EXTRACTED DATA:

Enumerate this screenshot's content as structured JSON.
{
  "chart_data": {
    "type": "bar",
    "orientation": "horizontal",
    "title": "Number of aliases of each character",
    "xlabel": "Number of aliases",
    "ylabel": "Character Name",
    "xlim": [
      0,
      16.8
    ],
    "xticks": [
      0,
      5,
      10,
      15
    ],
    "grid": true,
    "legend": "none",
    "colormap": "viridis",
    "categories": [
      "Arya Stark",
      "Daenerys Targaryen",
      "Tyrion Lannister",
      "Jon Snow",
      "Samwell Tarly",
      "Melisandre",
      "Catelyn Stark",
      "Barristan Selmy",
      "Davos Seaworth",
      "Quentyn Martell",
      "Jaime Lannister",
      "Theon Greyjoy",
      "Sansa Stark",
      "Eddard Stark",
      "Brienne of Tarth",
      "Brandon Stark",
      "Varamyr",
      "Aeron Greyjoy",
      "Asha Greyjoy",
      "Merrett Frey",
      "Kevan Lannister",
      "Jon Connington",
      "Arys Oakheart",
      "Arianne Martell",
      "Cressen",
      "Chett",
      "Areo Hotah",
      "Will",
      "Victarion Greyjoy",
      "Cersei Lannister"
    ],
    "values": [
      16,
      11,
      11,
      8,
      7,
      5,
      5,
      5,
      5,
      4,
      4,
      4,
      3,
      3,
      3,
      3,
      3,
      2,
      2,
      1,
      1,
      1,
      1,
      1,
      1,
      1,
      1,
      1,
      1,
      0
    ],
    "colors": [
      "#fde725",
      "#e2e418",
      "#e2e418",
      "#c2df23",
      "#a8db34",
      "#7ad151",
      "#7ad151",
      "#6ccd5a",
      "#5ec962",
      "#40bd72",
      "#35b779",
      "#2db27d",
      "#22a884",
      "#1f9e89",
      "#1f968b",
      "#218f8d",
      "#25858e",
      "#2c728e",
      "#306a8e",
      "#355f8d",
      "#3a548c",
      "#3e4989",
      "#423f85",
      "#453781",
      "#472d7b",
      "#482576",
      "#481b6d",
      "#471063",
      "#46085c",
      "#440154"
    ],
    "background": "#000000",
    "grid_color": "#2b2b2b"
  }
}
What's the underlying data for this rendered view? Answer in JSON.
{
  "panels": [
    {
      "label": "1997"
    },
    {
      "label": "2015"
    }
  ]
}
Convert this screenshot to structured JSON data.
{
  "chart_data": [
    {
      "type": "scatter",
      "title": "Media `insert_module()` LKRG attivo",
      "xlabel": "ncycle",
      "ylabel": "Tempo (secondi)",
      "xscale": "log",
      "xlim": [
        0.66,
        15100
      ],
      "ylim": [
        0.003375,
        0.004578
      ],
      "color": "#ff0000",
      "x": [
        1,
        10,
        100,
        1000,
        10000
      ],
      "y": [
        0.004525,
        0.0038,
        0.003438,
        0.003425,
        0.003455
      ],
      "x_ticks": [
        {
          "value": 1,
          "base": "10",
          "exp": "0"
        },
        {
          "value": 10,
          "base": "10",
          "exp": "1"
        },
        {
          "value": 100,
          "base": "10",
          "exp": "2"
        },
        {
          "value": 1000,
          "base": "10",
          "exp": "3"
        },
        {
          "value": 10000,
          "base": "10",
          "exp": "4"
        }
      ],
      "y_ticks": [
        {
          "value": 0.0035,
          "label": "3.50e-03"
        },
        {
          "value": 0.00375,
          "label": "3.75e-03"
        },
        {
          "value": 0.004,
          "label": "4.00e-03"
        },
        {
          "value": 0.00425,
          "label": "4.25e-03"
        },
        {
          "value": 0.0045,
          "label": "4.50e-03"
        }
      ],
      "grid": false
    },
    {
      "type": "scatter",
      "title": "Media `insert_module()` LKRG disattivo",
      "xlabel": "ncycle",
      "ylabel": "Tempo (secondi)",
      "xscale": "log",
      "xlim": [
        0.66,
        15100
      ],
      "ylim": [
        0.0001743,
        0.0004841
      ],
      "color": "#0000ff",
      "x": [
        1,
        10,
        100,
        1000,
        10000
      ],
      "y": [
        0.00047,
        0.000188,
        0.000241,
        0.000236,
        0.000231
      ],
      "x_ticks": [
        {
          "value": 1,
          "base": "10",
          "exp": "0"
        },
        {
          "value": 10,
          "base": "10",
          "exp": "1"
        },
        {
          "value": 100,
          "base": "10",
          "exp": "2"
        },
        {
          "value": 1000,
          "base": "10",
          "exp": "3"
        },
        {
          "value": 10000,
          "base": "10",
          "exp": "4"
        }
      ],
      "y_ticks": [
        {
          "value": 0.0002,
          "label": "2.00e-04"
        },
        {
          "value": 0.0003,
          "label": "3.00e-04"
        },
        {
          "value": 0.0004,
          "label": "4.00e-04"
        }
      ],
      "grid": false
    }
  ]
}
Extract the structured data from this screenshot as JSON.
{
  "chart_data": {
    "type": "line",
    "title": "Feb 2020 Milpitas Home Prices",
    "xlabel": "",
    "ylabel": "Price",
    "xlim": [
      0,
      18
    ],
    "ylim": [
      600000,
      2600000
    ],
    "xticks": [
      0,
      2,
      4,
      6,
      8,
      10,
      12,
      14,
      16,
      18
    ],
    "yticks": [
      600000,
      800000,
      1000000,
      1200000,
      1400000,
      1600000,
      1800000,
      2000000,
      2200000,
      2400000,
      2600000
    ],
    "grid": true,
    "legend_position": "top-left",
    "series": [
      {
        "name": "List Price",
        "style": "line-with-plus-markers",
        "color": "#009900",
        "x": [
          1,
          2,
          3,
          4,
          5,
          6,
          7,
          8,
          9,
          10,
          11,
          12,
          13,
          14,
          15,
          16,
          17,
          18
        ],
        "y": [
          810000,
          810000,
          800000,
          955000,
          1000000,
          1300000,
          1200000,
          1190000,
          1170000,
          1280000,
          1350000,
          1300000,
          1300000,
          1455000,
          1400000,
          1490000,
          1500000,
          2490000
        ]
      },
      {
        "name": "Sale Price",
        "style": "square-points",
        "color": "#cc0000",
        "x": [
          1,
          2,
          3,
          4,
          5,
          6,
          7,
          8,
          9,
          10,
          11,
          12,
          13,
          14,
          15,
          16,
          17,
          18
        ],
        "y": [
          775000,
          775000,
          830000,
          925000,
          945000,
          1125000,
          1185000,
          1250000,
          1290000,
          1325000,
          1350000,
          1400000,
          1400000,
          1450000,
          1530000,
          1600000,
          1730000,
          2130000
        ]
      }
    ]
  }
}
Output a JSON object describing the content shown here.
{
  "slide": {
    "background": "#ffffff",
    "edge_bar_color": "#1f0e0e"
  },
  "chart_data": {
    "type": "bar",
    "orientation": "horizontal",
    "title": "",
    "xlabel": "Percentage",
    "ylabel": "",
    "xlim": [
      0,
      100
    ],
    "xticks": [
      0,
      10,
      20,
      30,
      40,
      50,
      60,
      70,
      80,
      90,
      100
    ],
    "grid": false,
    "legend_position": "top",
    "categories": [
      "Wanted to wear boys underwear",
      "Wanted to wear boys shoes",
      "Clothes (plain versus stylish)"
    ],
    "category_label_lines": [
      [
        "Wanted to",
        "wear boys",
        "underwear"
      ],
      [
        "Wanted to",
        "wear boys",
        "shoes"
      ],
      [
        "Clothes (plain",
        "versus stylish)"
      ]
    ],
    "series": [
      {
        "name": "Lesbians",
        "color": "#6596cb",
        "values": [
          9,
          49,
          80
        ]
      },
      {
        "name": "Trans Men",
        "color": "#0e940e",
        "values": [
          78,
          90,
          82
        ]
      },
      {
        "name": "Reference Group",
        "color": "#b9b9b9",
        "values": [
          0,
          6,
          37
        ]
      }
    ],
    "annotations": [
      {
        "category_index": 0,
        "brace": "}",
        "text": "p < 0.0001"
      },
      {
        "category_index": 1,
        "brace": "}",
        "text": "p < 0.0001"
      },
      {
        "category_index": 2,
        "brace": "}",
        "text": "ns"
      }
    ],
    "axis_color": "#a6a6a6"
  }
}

DIRECTIONS:
Scan the listing above. Collect all lines with the word "Greyjoy".

THE RESULT:
      "Theon Greyjoy",
      "Aeron Greyjoy",
      "Asha Greyjoy",
      "Victarion Greyjoy",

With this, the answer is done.